> [Problem to solve]
A faithful transcription of all the data is required.
* Start Material for this task *
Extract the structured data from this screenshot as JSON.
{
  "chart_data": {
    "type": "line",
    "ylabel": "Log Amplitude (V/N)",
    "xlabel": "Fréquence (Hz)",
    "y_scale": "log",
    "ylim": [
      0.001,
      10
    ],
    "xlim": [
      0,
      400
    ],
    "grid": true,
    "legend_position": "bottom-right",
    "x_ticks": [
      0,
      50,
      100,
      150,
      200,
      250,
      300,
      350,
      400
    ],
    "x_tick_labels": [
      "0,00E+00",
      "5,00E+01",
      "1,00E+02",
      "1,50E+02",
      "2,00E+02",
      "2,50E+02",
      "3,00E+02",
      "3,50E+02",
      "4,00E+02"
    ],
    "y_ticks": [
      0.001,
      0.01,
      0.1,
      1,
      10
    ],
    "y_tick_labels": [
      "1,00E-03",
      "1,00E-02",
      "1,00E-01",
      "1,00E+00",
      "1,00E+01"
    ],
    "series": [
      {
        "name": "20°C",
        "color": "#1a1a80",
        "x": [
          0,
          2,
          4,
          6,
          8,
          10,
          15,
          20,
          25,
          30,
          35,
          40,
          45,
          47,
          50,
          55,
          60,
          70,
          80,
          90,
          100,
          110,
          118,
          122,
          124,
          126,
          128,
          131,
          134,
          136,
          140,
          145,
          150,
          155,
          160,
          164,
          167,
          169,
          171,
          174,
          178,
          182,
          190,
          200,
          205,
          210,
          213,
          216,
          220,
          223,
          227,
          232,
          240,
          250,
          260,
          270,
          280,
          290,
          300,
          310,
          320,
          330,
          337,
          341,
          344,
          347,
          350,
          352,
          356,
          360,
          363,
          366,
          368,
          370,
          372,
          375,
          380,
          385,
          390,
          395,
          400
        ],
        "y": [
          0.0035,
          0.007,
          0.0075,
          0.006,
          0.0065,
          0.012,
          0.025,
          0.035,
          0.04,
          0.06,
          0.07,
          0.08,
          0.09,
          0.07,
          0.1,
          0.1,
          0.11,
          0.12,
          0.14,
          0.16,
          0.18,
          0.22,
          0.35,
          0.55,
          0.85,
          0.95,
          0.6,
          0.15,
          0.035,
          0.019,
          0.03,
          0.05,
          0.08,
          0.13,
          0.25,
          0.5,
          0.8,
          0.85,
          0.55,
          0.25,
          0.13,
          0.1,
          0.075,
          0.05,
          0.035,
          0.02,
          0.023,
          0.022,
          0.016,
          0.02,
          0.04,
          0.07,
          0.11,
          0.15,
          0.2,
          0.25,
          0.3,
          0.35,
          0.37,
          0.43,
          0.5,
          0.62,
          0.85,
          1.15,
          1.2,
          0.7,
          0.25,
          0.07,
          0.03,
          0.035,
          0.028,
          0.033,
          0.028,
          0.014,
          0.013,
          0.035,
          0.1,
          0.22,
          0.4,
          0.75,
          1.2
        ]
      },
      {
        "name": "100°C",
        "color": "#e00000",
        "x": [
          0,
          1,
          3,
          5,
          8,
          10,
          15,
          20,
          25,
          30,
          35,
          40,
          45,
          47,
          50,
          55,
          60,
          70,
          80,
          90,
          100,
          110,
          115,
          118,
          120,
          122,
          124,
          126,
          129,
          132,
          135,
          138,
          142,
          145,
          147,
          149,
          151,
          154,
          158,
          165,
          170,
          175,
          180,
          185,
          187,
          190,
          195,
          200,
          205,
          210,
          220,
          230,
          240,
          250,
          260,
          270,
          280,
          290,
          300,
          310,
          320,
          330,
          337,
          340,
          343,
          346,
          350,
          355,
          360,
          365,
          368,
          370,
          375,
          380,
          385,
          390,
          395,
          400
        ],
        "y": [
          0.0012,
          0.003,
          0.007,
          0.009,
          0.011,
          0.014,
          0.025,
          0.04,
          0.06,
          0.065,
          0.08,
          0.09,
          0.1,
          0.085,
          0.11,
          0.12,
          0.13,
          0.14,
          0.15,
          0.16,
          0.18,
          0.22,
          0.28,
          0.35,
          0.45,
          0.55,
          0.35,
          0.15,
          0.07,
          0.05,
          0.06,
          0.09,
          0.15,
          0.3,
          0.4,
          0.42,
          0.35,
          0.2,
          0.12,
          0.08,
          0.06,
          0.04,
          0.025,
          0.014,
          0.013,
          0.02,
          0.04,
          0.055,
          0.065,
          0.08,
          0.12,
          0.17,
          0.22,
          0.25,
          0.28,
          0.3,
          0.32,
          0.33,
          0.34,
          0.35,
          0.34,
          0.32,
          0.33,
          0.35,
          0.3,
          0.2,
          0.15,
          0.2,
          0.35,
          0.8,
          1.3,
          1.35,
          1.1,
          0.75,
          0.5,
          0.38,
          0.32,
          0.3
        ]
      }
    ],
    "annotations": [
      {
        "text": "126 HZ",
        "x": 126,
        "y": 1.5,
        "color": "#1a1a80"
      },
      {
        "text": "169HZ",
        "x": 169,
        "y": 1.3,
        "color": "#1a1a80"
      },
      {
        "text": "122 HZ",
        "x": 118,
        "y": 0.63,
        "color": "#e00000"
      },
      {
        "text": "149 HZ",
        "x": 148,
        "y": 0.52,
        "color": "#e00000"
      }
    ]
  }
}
* End Material for this task *
> [Completed task]
Extract the structured data from this screenshot as JSON.
{
  "chart_data": {
    "type": "line",
    "ylabel": "Log Amplitude (V/N)",
    "xlabel": "Fréquence (Hz)",
    "y_scale": "log",
    "ylim": [
      0.001,
      10
    ],
    "xlim": [
      0,
      400
    ],
    "grid": true,
    "legend_position": "bottom-right",
    "x_ticks": [
      0,
      50,
      100,
      150,
      200,
      250,
      300,
      350,
      400
    ],
    "x_tick_labels": [
      "0,00E+00",
      "5,00E+01",
      "1,00E+02",
      "1,50E+02",
      "2,00E+02",
      "2,50E+02",
      "3,00E+02",
      "3,50E+02",
      "4,00E+02"
    ],
    "y_ticks": [
      0.001,
      0.01,
      0.1,
      1,
      10
    ],
    "y_tick_labels": [
      "1,00E-03",
      "1,00E-02",
      "1,00E-01",
      "1,00E+00",
      "1,00E+01"
    ],
    "series": [
      {
        "name": "20°C",
        "color": "#1a1a80",
        "x": [
          0,
          2,
          4,
          6,
          8,
          10,
          15,
          20,
          25,
          30,
          35,
          40,
          45,
          47,
          50,
          55,
          60,
          70,
          80,
          90,
          100,
          110,
          118,
          122,
          124,
          126,
          128,
          131,
          134,
          136,
          140,
          145,
          150,
          155,
          160,
          164,
          167,
          169,
          171,
          174,
          178,
          182,
          190,
          200,
          205,
          210,
          213,
          216,
          220,
          223,
          227,
          232,
          240,
          250,
          260,
          270,
          280,
          290,
          300,
          310,
          320,
          330,
          337,
          341,
          344,
          347,
          350,
          352,
          356,
          360,
          363,
          366,
          368,
          370,
          372,
          375,
          380,
          385,
          390,
          395,
          400
        ],
        "y": [
          0.0035,
          0.007,
          0.0075,
          0.006,
          0.0065,
          0.012,
          0.025,
          0.035,
          0.04,
          0.06,
          0.07,
          0.08,
          0.09,
          0.07,
          0.1,
          0.1,
          0.11,
          0.12,
          0.14,
          0.16,
          0.18,
          0.22,
          0.35,
          0.55,
          0.85,
          0.95,
          0.6,
          0.15,
          0.035,
          0.019,
          0.03,
          0.05,
          0.08,
          0.13,
          0.25,
          0.5,
          0.8,
          0.85,
          0.55,
          0.25,
          0.13,
          0.1,
          0.075,
          0.05,
          0.035,
          0.02,
          0.023,
          0.022,
          0.016,
          0.02,
          0.04,
          0.07,
          0.11,
          0.15,
          0.2,
          0.25,
          0.3,
          0.35,
          0.37,
          0.43,
          0.5,
          0.62,
          0.85,
          1.15,
          1.2,
          0.7,
          0.25,
          0.07,
          0.03,
          0.035,
          0.028,
          0.033,
          0.028,
          0.014,
          0.013,
          0.035,
          0.1,
          0.22,
          0.4,
          0.75,
          1.2
        ]
      },
      {
        "name": "100°C",
        "color": "#e00000",
        "x": [
          0,
          1,
          3,
          5,
          8,
          10,
          15,
          20,
          25,
          30,
          35,
          40,
          45,
          47,
          50,
          55,
          60,
          70,
          80,
          90,
          100,
          110,
          115,
          118,
          120,
          122,
          124,
          126,
          129,
          132,
          135,
          138,
          142,
          145,
          147,
          149,
          151,
          154,
          158,
          165,
          170,
          175,
          180,
          185,
          187,
          190,
          195,
          200,
          205,
          210,
          220,
          230,
          240,
          250,
          260,
          270,
          280,
          290,
          300,
          310,
          320,
          330,
          337,
          340,
          343,
          346,
          350,
          355,
          360,
          365,
          368,
          370,
          375,
          380,
          385,
          390,
          395,
          400
        ],
        "y": [
          0.0012,
          0.003,
          0.007,
          0.009,
          0.011,
          0.014,
          0.025,
          0.04,
          0.06,
          0.065,
          0.08,
          0.09,
          0.1,
          0.085,
          0.11,
          0.12,
          0.13,
          0.14,
          0.15,
          0.16,
          0.18,
          0.22,
          0.28,
          0.35,
          0.45,
          0.55,
          0.35,
          0.15,
          0.07,
          0.05,
          0.06,
          0.09,
          0.15,
          0.3,
          0.4,
          0.42,
          0.35,
          0.2,
          0.12,
          0.08,
          0.06,
          0.04,
          0.025,
          0.014,
          0.013,
          0.02,
          0.04,
          0.055,
          0.065,
          0.08,
          0.12,
          0.17,
          0.22,
          0.25,
          0.28,
          0.3,
          0.32,
          0.33,
          0.34,
          0.35,
          0.34,
          0.32,
          0.33,
          0.35,
          0.3,
          0.2,
          0.15,
          0.2,
          0.35,
          0.8,
          1.3,
          1.35,
          1.1,
          0.75,
          0.5,
          0.38,
          0.32,
          0.3
        ]
      }
    ],
    "annotations": [
      {
        "text": "126 HZ",
        "x": 126,
        "y": 1.5,
        "color": "#1a1a80"
      },
      {
        "text": "169HZ",
        "x": 169,
        "y": 1.3,
        "color": "#1a1a80"
      },
      {
        "text": "122 HZ",
        "x": 118,
        "y": 0.63,
        "color": "#e00000"
      },
      {
        "text": "149 HZ",
        "x": 148,
        "y": 0.52,
        "color": "#e00000"
      }
    ]
  }
}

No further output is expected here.